WRITTEN EXERCISE: Report each line of the data that includes the word "true".

INPUT:

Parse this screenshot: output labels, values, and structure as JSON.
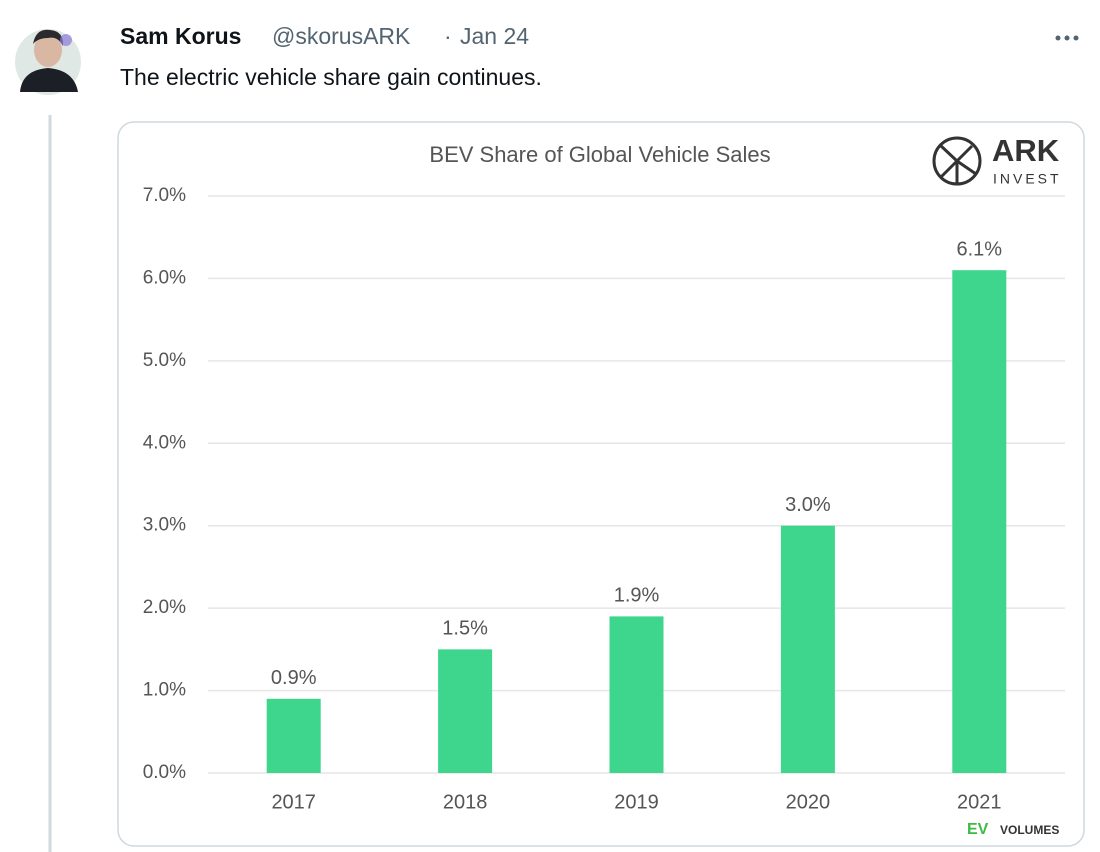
{
  "tweet": {
    "author": "Sam Korus",
    "handle": "@skorusARK",
    "date": "Jan 24",
    "text": "The electric vehicle share gain continues."
  },
  "branding": {
    "logo": "ARK",
    "logo_sub": "INVEST",
    "source_a": "EV",
    "source_b": "VOLUMES"
  },
  "chart_data": {
    "type": "bar",
    "title": "BEV Share of Global Vehicle Sales",
    "categories": [
      "2017",
      "2018",
      "2019",
      "2020",
      "2021"
    ],
    "values": [
      0.9,
      1.5,
      1.9,
      3.0,
      6.1
    ],
    "value_labels": [
      "0.9%",
      "1.5%",
      "1.9%",
      "3.0%",
      "6.1%"
    ],
    "color": "#3dd68c",
    "ylim": [
      0,
      7
    ],
    "yticks": [
      {
        "value": 0,
        "label": "0.0%"
      },
      {
        "value": 1,
        "label": "1.0%"
      },
      {
        "value": 2,
        "label": "2.0%"
      },
      {
        "value": 3,
        "label": "3.0%"
      },
      {
        "value": 4,
        "label": "4.0%"
      },
      {
        "value": 5,
        "label": "5.0%"
      },
      {
        "value": 6,
        "label": "6.0%"
      },
      {
        "value": 7,
        "label": "7.0%"
      }
    ],
    "grid": true
  }
}
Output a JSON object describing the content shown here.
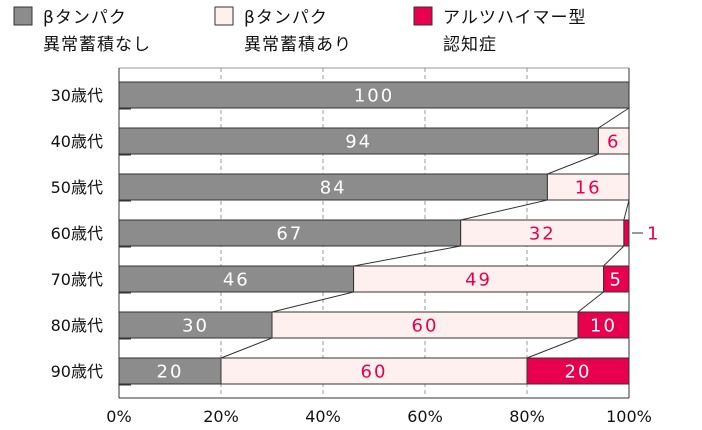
{
  "colors": {
    "no_accumulation": "#8c8c8c",
    "accumulation": "#fff0f0",
    "alzheimer": "#e8004e",
    "outline": "#333333",
    "grid": "#999999",
    "label_on_gray": "#ffffff",
    "label_on_pink": "#e8004e",
    "label_on_red": "#ffffff"
  },
  "chart_data": {
    "type": "bar",
    "orientation": "horizontal",
    "stacked": true,
    "categories": [
      "30歳代",
      "40歳代",
      "50歳代",
      "60歳代",
      "70歳代",
      "80歳代",
      "90歳代"
    ],
    "series": [
      {
        "name": [
          "βタンパク",
          "異常蓄積なし"
        ],
        "values": [
          100,
          94,
          84,
          67,
          46,
          30,
          20
        ]
      },
      {
        "name": [
          "βタンパク",
          "異常蓄積あり"
        ],
        "values": [
          0,
          6,
          16,
          32,
          49,
          60,
          60
        ]
      },
      {
        "name": [
          "アルツハイマー型",
          "認知症"
        ],
        "values": [
          0,
          0,
          0,
          1,
          5,
          10,
          20
        ]
      }
    ],
    "xlim": [
      0,
      100
    ],
    "x_ticks": [
      "0%",
      "20%",
      "40%",
      "60%",
      "80%",
      "100%"
    ],
    "grid": "vertical-dashed",
    "legend_position": "top",
    "connector_lines": true
  }
}
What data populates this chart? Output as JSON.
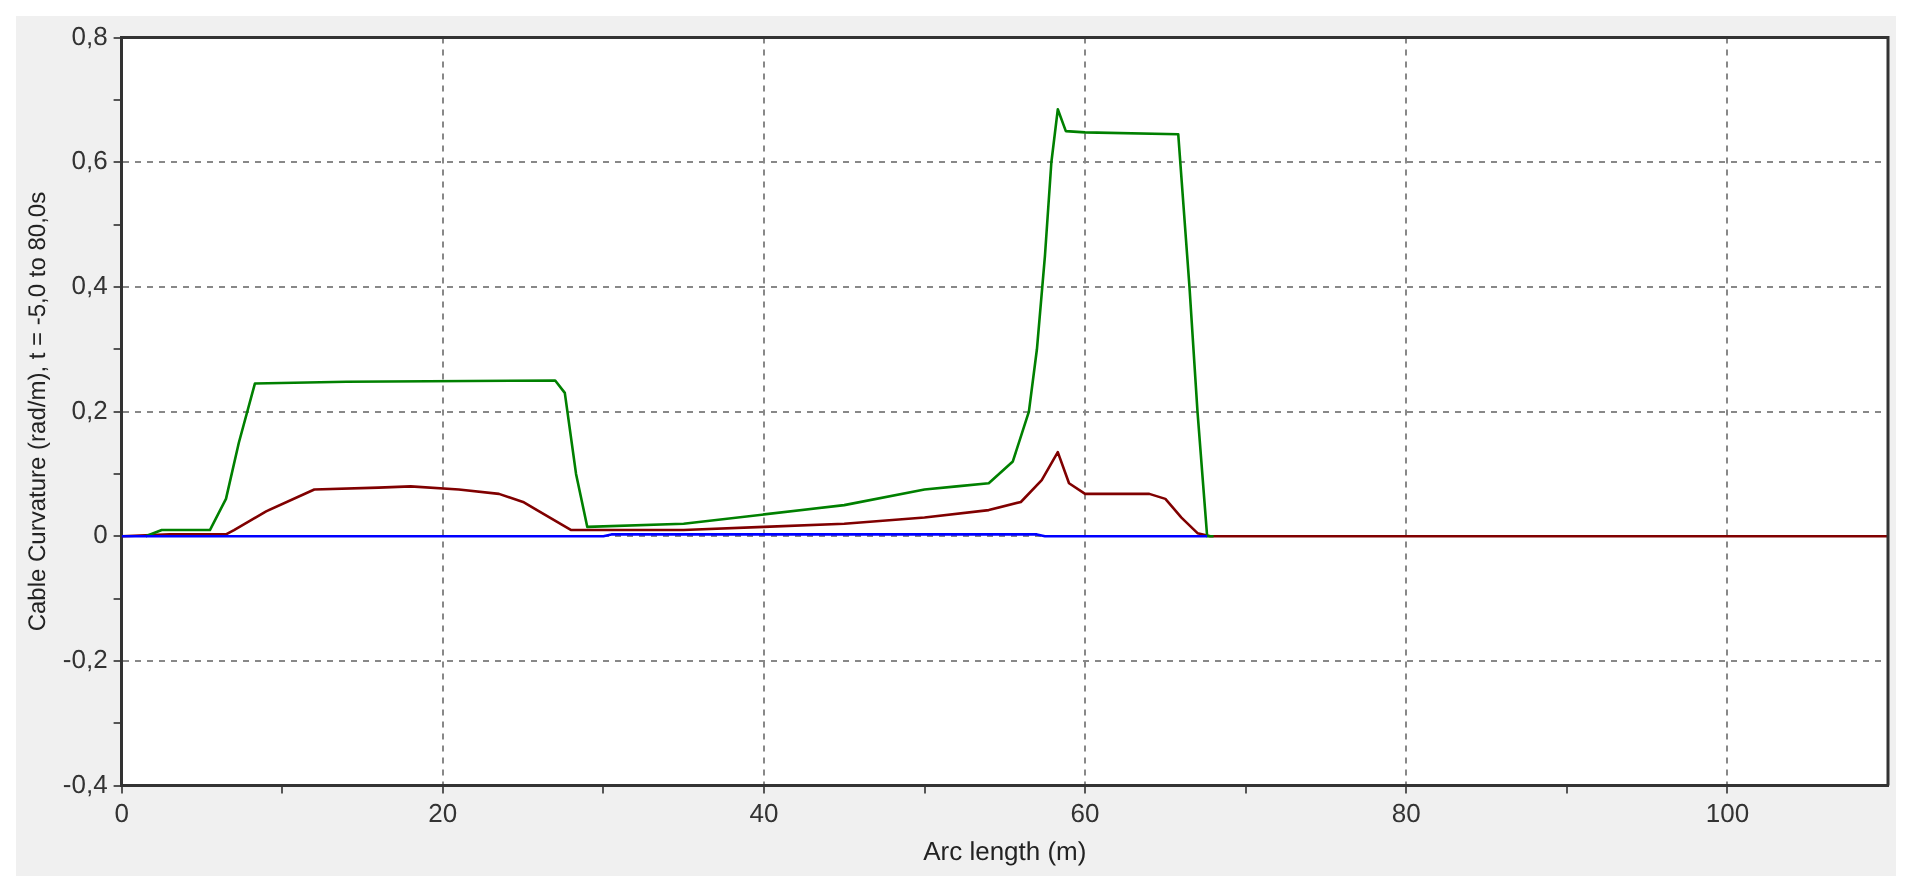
{
  "chart_data": {
    "type": "line",
    "xlabel": "Arc length (m)",
    "ylabel": "Cable Curvature (rad/m), t = -5,0 to 80,0s",
    "xlim": [
      0,
      110
    ],
    "xticks": [
      0,
      {
        "value": 10,
        "label": null
      },
      20,
      {
        "value": 30,
        "label": null
      },
      40,
      {
        "value": 50,
        "label": null
      },
      60,
      {
        "value": 70,
        "label": null
      },
      80,
      {
        "value": 90,
        "label": null
      },
      100
    ],
    "ylim": [
      -0.4,
      0.8
    ],
    "yticks": [
      {
        "value": -0.4,
        "label": "-0,4"
      },
      {
        "value": -0.3,
        "label": null
      },
      {
        "value": -0.2,
        "label": "-0,2"
      },
      {
        "value": -0.1,
        "label": null
      },
      {
        "value": 0,
        "label": "0"
      },
      {
        "value": 0.1,
        "label": null
      },
      {
        "value": 0.2,
        "label": "0,2"
      },
      {
        "value": 0.3,
        "label": null
      },
      {
        "value": 0.4,
        "label": "0,4"
      },
      {
        "value": 0.5,
        "label": null
      },
      {
        "value": 0.6,
        "label": "0,6"
      },
      {
        "value": 0.7,
        "label": null
      },
      {
        "value": 0.8,
        "label": "0,8"
      }
    ],
    "grid": true,
    "legend": false,
    "marker": "none",
    "line_style": "solid",
    "series": [
      {
        "color": "#0000ff",
        "x": [
          0,
          30,
          30.5,
          57,
          57.5,
          67.6
        ],
        "values": [
          0,
          0,
          0.003,
          0.003,
          0,
          0
        ]
      },
      {
        "color": "#008000",
        "x": [
          1.5,
          2.5,
          5.5,
          6.5,
          7.3,
          8.3,
          14,
          27,
          27.6,
          28.3,
          29,
          35,
          45,
          50,
          52,
          54,
          55.5,
          56.5,
          57,
          57.5,
          57.9,
          58.3,
          58.8,
          60,
          65.8,
          66.5,
          67,
          67.6,
          68
        ],
        "values": [
          0,
          0.01,
          0.01,
          0.06,
          0.15,
          0.245,
          0.248,
          0.25,
          0.23,
          0.1,
          0.015,
          0.02,
          0.05,
          0.075,
          0.08,
          0.085,
          0.12,
          0.2,
          0.3,
          0.45,
          0.6,
          0.685,
          0.65,
          0.648,
          0.645,
          0.4,
          0.2,
          0,
          0
        ]
      },
      {
        "color": "#800000",
        "x": [
          0,
          3,
          6.5,
          7,
          9,
          12,
          16,
          18,
          21,
          23.5,
          25,
          28,
          35,
          40,
          45,
          50,
          54,
          56,
          57.3,
          58.3,
          59,
          60,
          64,
          65,
          66,
          67,
          67.8,
          110
        ],
        "values": [
          0,
          0.003,
          0.003,
          0.01,
          0.04,
          0.075,
          0.078,
          0.08,
          0.075,
          0.068,
          0.055,
          0.01,
          0.01,
          0.015,
          0.02,
          0.03,
          0.042,
          0.055,
          0.09,
          0.135,
          0.085,
          0.068,
          0.068,
          0.06,
          0.03,
          0.005,
          0,
          0
        ]
      }
    ]
  }
}
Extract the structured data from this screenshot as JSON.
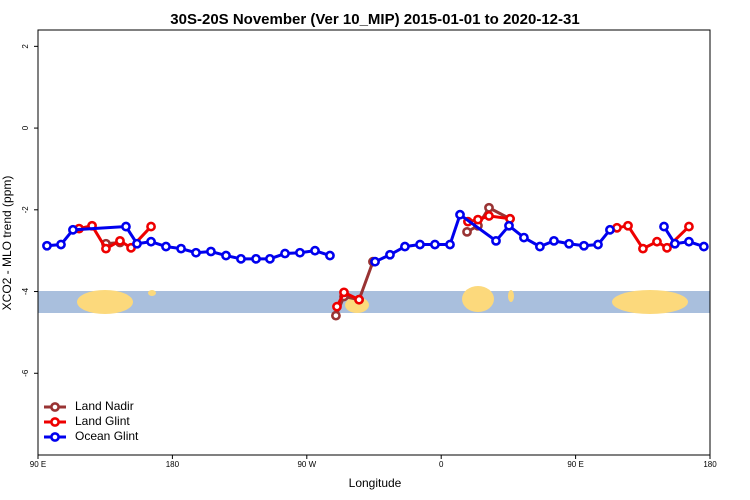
{
  "chart_data": {
    "type": "line",
    "title": "30S-20S November (Ver 10_MIP)   2015-01-01 to 2020-12-31",
    "xlabel": "Longitude",
    "ylabel": "XCO2 - MLO trend (ppm)",
    "xlim": [
      90,
      540
    ],
    "ylim": [
      -8,
      2.4
    ],
    "xticks": [
      {
        "value": 90,
        "label": "90 E"
      },
      {
        "value": 180,
        "label": "180"
      },
      {
        "value": 270,
        "label": "90 W"
      },
      {
        "value": 360,
        "label": "0"
      },
      {
        "value": 450,
        "label": "90 E"
      },
      {
        "value": 540,
        "label": "180"
      }
    ],
    "yticks": [
      2,
      0,
      -2,
      -4,
      -6
    ],
    "legend": "bottom-left",
    "series": [
      {
        "name": "Land Nadir",
        "color": "#993333",
        "x": [
          135.5,
          144.9,
          null,
          289.5,
          294.9,
          305.0,
          314.3,
          null,
          377.3,
          384.6,
          392.0,
          406.1
        ],
        "values": [
          -2.83,
          -2.8,
          null,
          -4.59,
          -4.12,
          -4.2,
          -3.27,
          null,
          -2.54,
          -2.39,
          -1.95,
          -2.22
        ]
      },
      {
        "name": "Land Glint",
        "color": "#ee0000",
        "x": [
          117.5,
          126.2,
          135.5,
          144.9,
          152.3,
          165.7,
          null,
          290.2,
          294.9,
          305.0,
          null,
          377.9,
          384.6,
          392.0,
          406.1,
          null,
          477.7,
          485.1,
          495.1,
          504.5,
          511.2,
          525.9
        ],
        "values": [
          -2.46,
          -2.39,
          -2.95,
          -2.76,
          -2.93,
          -2.41,
          null,
          -4.37,
          -4.02,
          -4.2,
          null,
          -2.29,
          -2.24,
          -2.15,
          -2.22,
          null,
          -2.44,
          -2.39,
          -2.95,
          -2.78,
          -2.93,
          -2.41
        ]
      },
      {
        "name": "Ocean Glint",
        "color": "#0000ee",
        "x": [
          96.0,
          105.4,
          113.4,
          148.9,
          156.3,
          165.7,
          175.7,
          185.8,
          195.8,
          205.8,
          215.9,
          225.9,
          236.0,
          245.3,
          255.4,
          265.4,
          275.5,
          285.5,
          null,
          315.7,
          325.7,
          335.7,
          345.8,
          355.8,
          365.9,
          372.6,
          396.7,
          405.4,
          415.4,
          426.1,
          435.5,
          445.6,
          455.6,
          465.0,
          473.0,
          null,
          509.2,
          516.5,
          525.9,
          535.9
        ],
        "values": [
          -2.88,
          -2.85,
          -2.49,
          -2.41,
          -2.83,
          -2.78,
          -2.9,
          -2.95,
          -3.05,
          -3.02,
          -3.12,
          -3.2,
          -3.2,
          -3.2,
          -3.07,
          -3.05,
          -3.0,
          -3.12,
          null,
          -3.27,
          -3.1,
          -2.9,
          -2.85,
          -2.85,
          -2.85,
          -2.12,
          -2.76,
          -2.39,
          -2.68,
          -2.9,
          -2.76,
          -2.83,
          -2.88,
          -2.85,
          -2.49,
          null,
          -2.41,
          -2.83,
          -2.78,
          -2.9
        ]
      }
    ]
  }
}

EXERCISE RESPONSE:
    "grid": true
    "stacked": true,
    "connector_lines": true
    "grid": true,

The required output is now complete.